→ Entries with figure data
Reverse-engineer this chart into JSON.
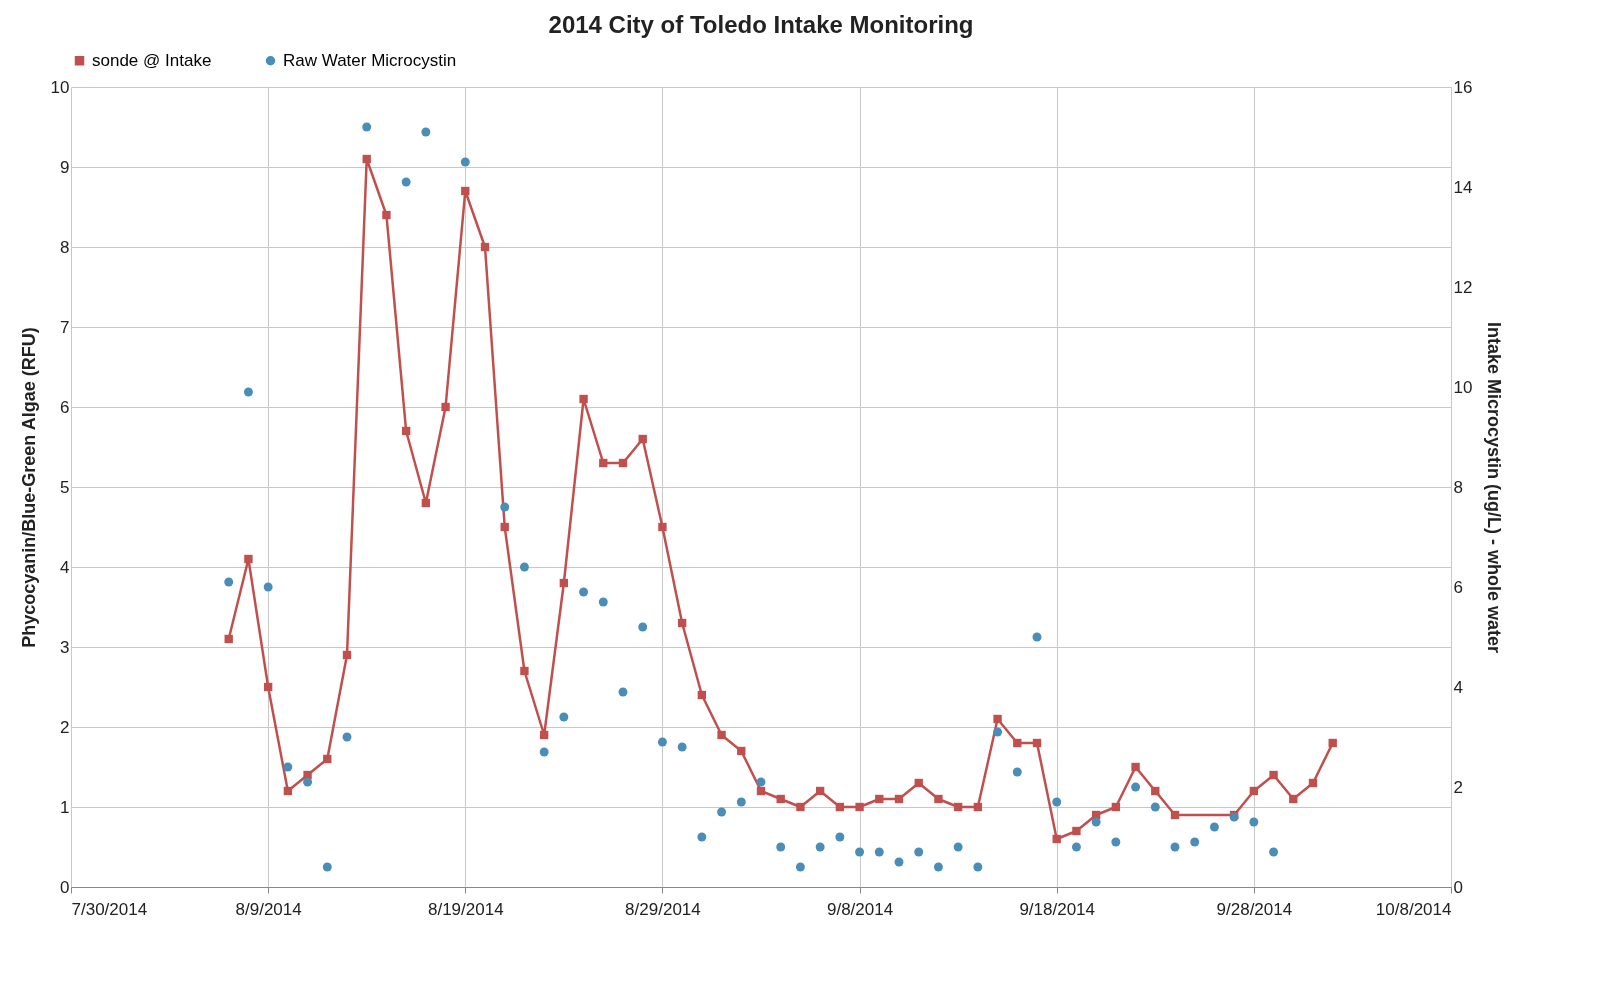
{
  "chart_data": {
    "type": "line",
    "title": "2014 City of Toledo Intake Monitoring",
    "ylabel": "Phycocyanin/Blue-Green Algae (RFU)",
    "y2label": "Intake Microcystin (ug/L) - whole water",
    "xlim": [
      "2014-07-30",
      "2014-10-08"
    ],
    "xticks": [
      {
        "value": "2014-07-30",
        "label": "7/30/2014"
      },
      {
        "value": "2014-08-09",
        "label": "8/9/2014"
      },
      {
        "value": "2014-08-19",
        "label": "8/19/2014"
      },
      {
        "value": "2014-08-29",
        "label": "8/29/2014"
      },
      {
        "value": "2014-09-08",
        "label": "9/8/2014"
      },
      {
        "value": "2014-09-18",
        "label": "9/18/2014"
      },
      {
        "value": "2014-09-28",
        "label": "9/28/2014"
      },
      {
        "value": "2014-10-08",
        "label": "10/8/2014"
      }
    ],
    "ylim": [
      0,
      10
    ],
    "yticks": [
      0,
      1,
      2,
      3,
      4,
      5,
      6,
      7,
      8,
      9,
      10
    ],
    "y2lim": [
      0,
      16
    ],
    "y2ticks": [
      0,
      2,
      4,
      6,
      8,
      10,
      12,
      14,
      16
    ],
    "grid": true,
    "legend": "top",
    "line_style": "solid",
    "series": [
      {
        "name": "sonde @ Intake",
        "type": "line",
        "marker": "square",
        "color": "#c0504d",
        "x": [
          "2014-08-07",
          "2014-08-08",
          "2014-08-09",
          "2014-08-10",
          "2014-08-11",
          "2014-08-12",
          "2014-08-13",
          "2014-08-14",
          "2014-08-15",
          "2014-08-16",
          "2014-08-17",
          "2014-08-18",
          "2014-08-19",
          "2014-08-20",
          "2014-08-21",
          "2014-08-22",
          "2014-08-23",
          "2014-08-24",
          "2014-08-25",
          "2014-08-26",
          "2014-08-27",
          "2014-08-28",
          "2014-08-29",
          "2014-08-30",
          "2014-08-31",
          "2014-09-01",
          "2014-09-02",
          "2014-09-03",
          "2014-09-04",
          "2014-09-05",
          "2014-09-06",
          "2014-09-07",
          "2014-09-08",
          "2014-09-09",
          "2014-09-10",
          "2014-09-11",
          "2014-09-12",
          "2014-09-13",
          "2014-09-14",
          "2014-09-15",
          "2014-09-16",
          "2014-09-17",
          "2014-09-18",
          "2014-09-19",
          "2014-09-20",
          "2014-09-21",
          "2014-09-22",
          "2014-09-23",
          "2014-09-24",
          "2014-09-27",
          "2014-09-28",
          "2014-09-29",
          "2014-09-30",
          "2014-10-01",
          "2014-10-02"
        ],
        "values": [
          3.1,
          4.1,
          2.5,
          1.2,
          1.4,
          1.6,
          2.9,
          9.1,
          8.4,
          5.7,
          4.8,
          6.0,
          8.7,
          8.0,
          4.5,
          2.7,
          1.9,
          3.8,
          6.1,
          5.3,
          5.3,
          5.6,
          4.5,
          3.3,
          2.4,
          1.9,
          1.7,
          1.2,
          1.1,
          1.0,
          1.2,
          1.0,
          1.0,
          1.1,
          1.1,
          1.3,
          1.1,
          1.0,
          1.0,
          2.1,
          1.8,
          1.8,
          0.6,
          0.7,
          0.9,
          1.0,
          1.5,
          1.2,
          0.9,
          0.9,
          1.2,
          1.4,
          1.1,
          1.3,
          1.8
        ]
      },
      {
        "name": "Raw Water Microcystin",
        "type": "scatter",
        "marker": "circle",
        "axis": "y2",
        "color": "#4a8db7",
        "x": [
          "2014-08-07",
          "2014-08-08",
          "2014-08-09",
          "2014-08-10",
          "2014-08-11",
          "2014-08-12",
          "2014-08-13",
          "2014-08-14",
          "2014-08-16",
          "2014-08-17",
          "2014-08-19",
          "2014-08-21",
          "2014-08-22",
          "2014-08-23",
          "2014-08-24",
          "2014-08-25",
          "2014-08-26",
          "2014-08-27",
          "2014-08-28",
          "2014-08-29",
          "2014-08-30",
          "2014-08-31",
          "2014-09-01",
          "2014-09-02",
          "2014-09-03",
          "2014-09-04",
          "2014-09-05",
          "2014-09-06",
          "2014-09-07",
          "2014-09-08",
          "2014-09-09",
          "2014-09-10",
          "2014-09-11",
          "2014-09-12",
          "2014-09-13",
          "2014-09-14",
          "2014-09-15",
          "2014-09-16",
          "2014-09-17",
          "2014-09-18",
          "2014-09-19",
          "2014-09-20",
          "2014-09-21",
          "2014-09-22",
          "2014-09-23",
          "2014-09-24",
          "2014-09-25",
          "2014-09-26",
          "2014-09-27",
          "2014-09-28",
          "2014-09-29"
        ],
        "values": [
          6.1,
          9.9,
          6.0,
          2.4,
          2.1,
          0.4,
          3.0,
          15.2,
          14.1,
          15.1,
          14.5,
          7.6,
          6.4,
          2.7,
          3.4,
          5.9,
          5.7,
          3.9,
          5.2,
          2.9,
          2.8,
          1.0,
          1.5,
          1.7,
          2.1,
          0.8,
          0.4,
          0.8,
          1.0,
          0.7,
          0.7,
          0.5,
          0.7,
          0.4,
          0.8,
          0.4,
          3.1,
          2.3,
          5.0,
          1.7,
          0.8,
          1.3,
          0.9,
          2.0,
          1.6,
          0.8,
          0.9,
          1.2,
          1.4,
          1.3,
          0.7
        ]
      }
    ]
  }
}
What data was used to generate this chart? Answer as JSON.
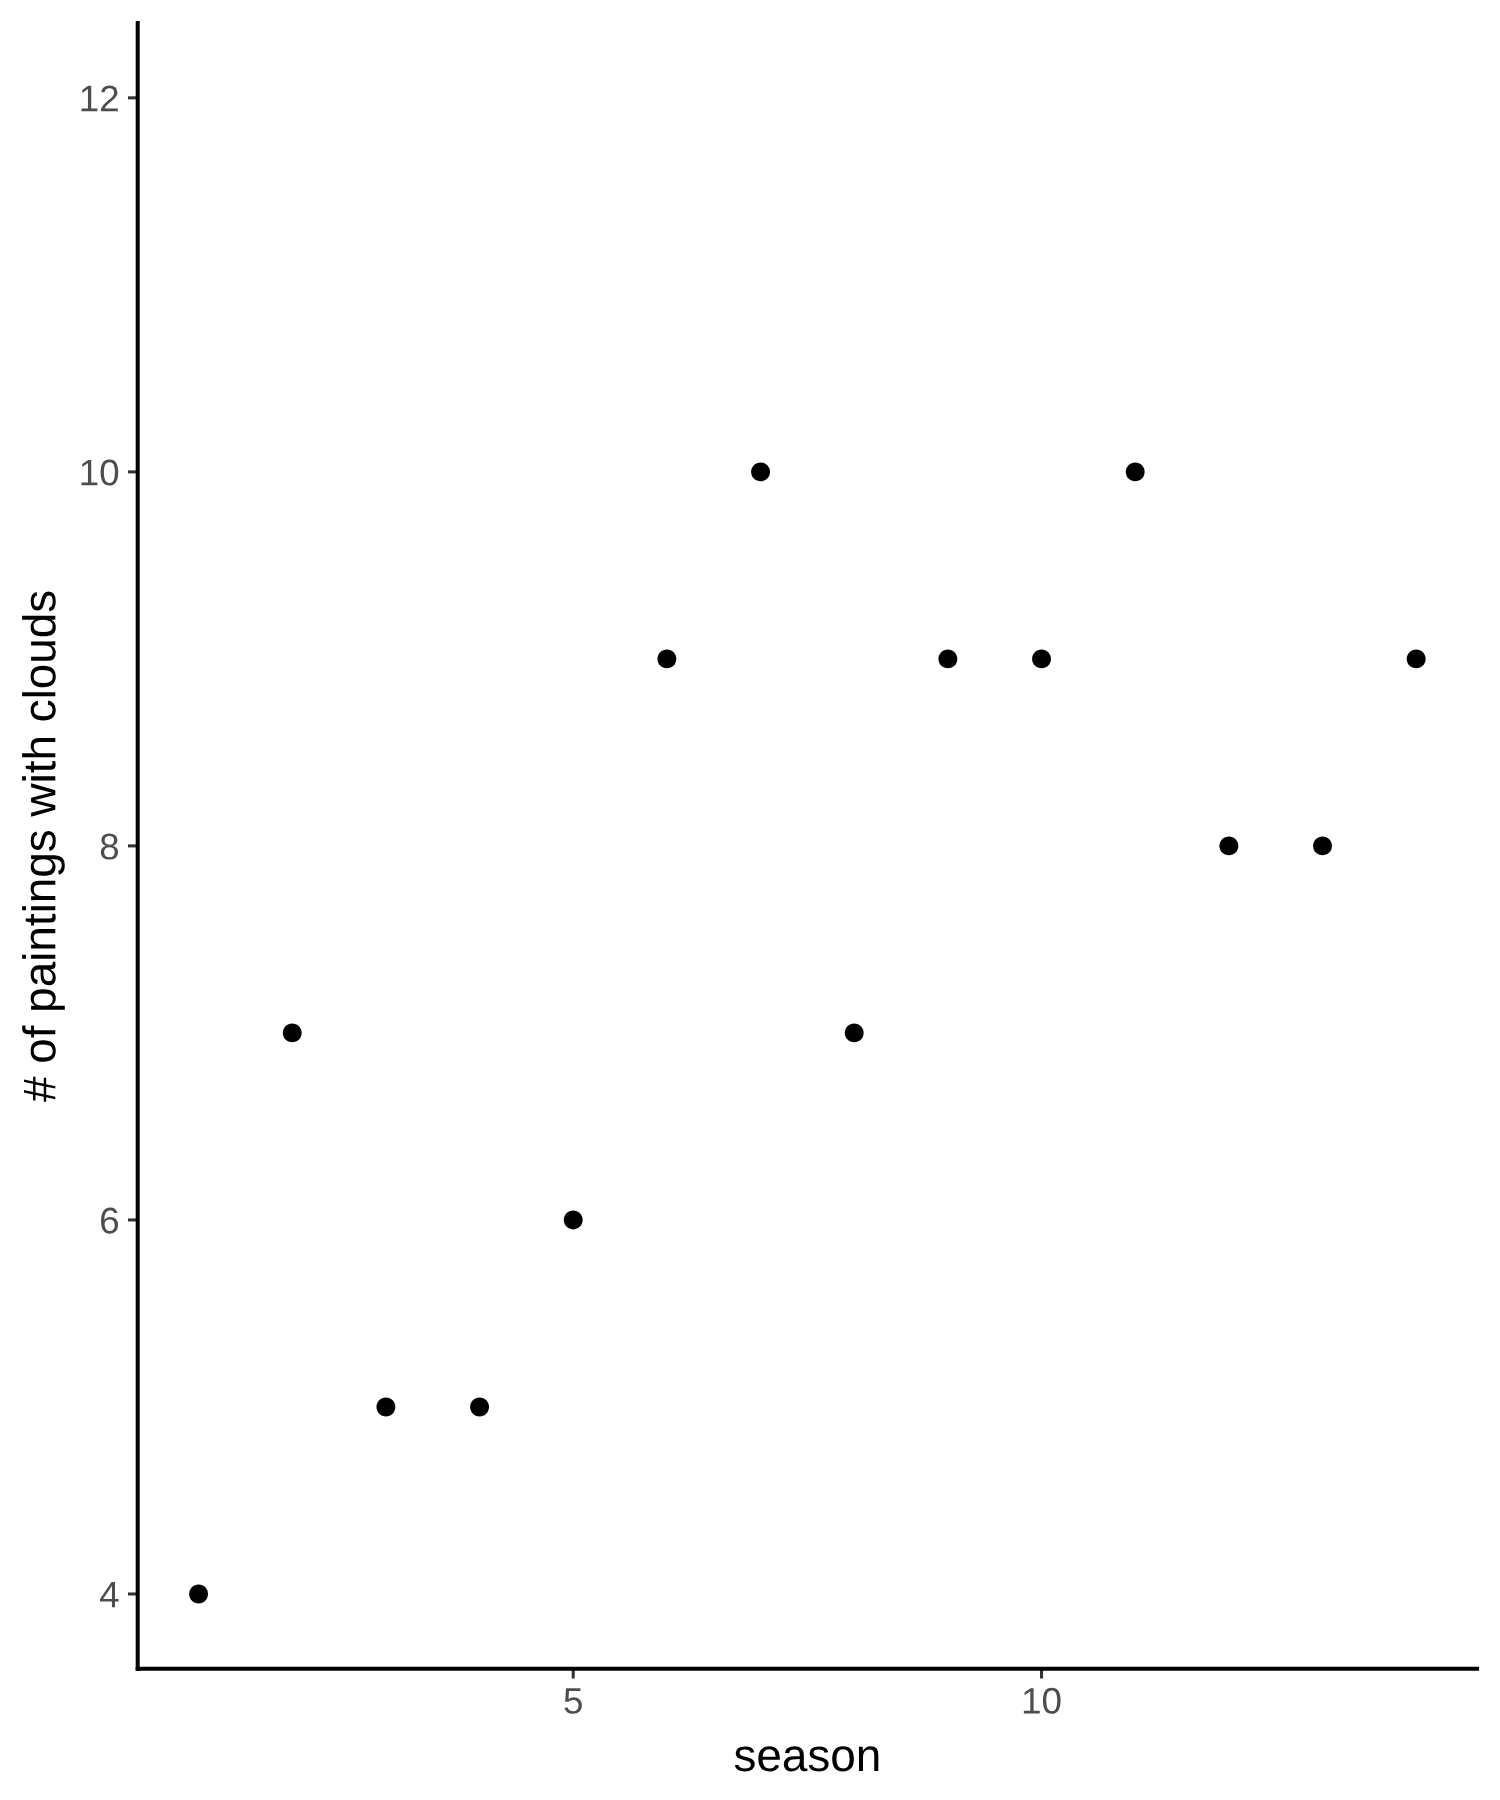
{
  "chart_data": {
    "type": "scatter",
    "xlabel": "season",
    "ylabel": "# of paintings with clouds",
    "x": [
      1,
      2,
      3,
      4,
      5,
      6,
      7,
      8,
      9,
      10,
      11,
      12,
      13,
      14
    ],
    "series": [
      {
        "color": "#000000",
        "values": [
          4,
          7,
          5,
          5,
          6,
          9,
          10,
          7,
          9,
          9,
          10,
          8,
          8,
          9
        ]
      }
    ],
    "xlim": [
      0.35,
      14.65
    ],
    "xticks": [
      5,
      10
    ],
    "ylim": [
      3.6,
      12.4
    ],
    "yticks": [
      4,
      6,
      8,
      10,
      12
    ],
    "grid": false,
    "marker": "circle"
  }
}
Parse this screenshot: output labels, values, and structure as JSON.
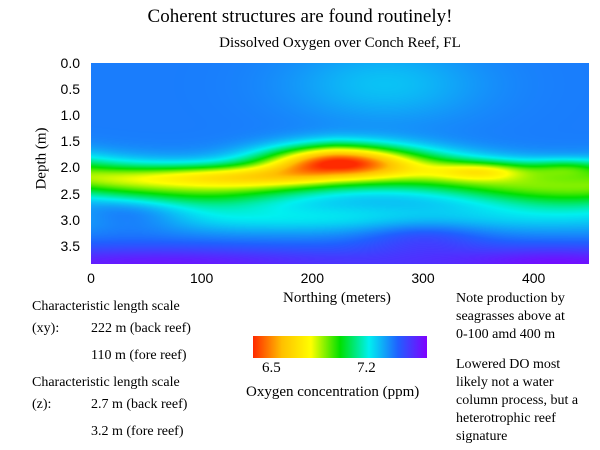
{
  "chart_data": {
    "type": "heatmap",
    "title": "Coherent structures are found routinely!",
    "subtitle": "Dissolved Oxygen over Conch Reef, FL",
    "xlabel": "Northing (meters)",
    "ylabel": "Depth (m)",
    "xlim": [
      0,
      450
    ],
    "ylim": [
      3.85,
      0
    ],
    "x_ticks": [
      "0",
      "100",
      "200",
      "300",
      "400"
    ],
    "y_ticks": [
      "0.0",
      "0.5",
      "1.0",
      "1.5",
      "2.0",
      "2.5",
      "3.0",
      "3.5"
    ],
    "colorbar": {
      "label": "Oxygen concentration (ppm)",
      "ticks": [
        "6.5",
        "7.2"
      ],
      "colors": [
        "#ff2a00",
        "#ffc000",
        "#ffff00",
        "#00e000",
        "#00f0f0",
        "#2060ff",
        "#8000ff"
      ]
    },
    "features": [
      {
        "x": 220,
        "depth": 1.85,
        "value": 6.45
      },
      {
        "x": 120,
        "depth": 2.2,
        "value": 6.75
      },
      {
        "x": 350,
        "depth": 2.0,
        "value": 6.95
      },
      {
        "x": 50,
        "depth": 3.6,
        "value": 7.3
      },
      {
        "x": 420,
        "depth": 3.7,
        "value": 7.3
      }
    ]
  },
  "left_notes": {
    "xy_heading": "Characteristic length scale",
    "xy_label": "(xy):",
    "xy_back": "222 m (back reef)",
    "xy_fore": "110 m (fore reef)",
    "z_heading": "Characteristic length scale",
    "z_label": "(z):",
    "z_back": "2.7 m (back reef)",
    "z_fore": "3.2 m (fore reef)"
  },
  "right_notes": {
    "note1": [
      "Note production by",
      "seagrasses above at",
      "0-100 amd 400 m"
    ],
    "note2": [
      "Lowered DO most",
      "likely not a water",
      "column process, but a",
      "heterotrophic reef",
      "signature"
    ]
  }
}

→ Given task
Pull out all lines containing "JSON".

→ The solution
Reverse-engineer this chart into JSON.
What data was used to generate this chart? Answer as JSON.
Parse this screenshot: output labels, values, and structure as JSON.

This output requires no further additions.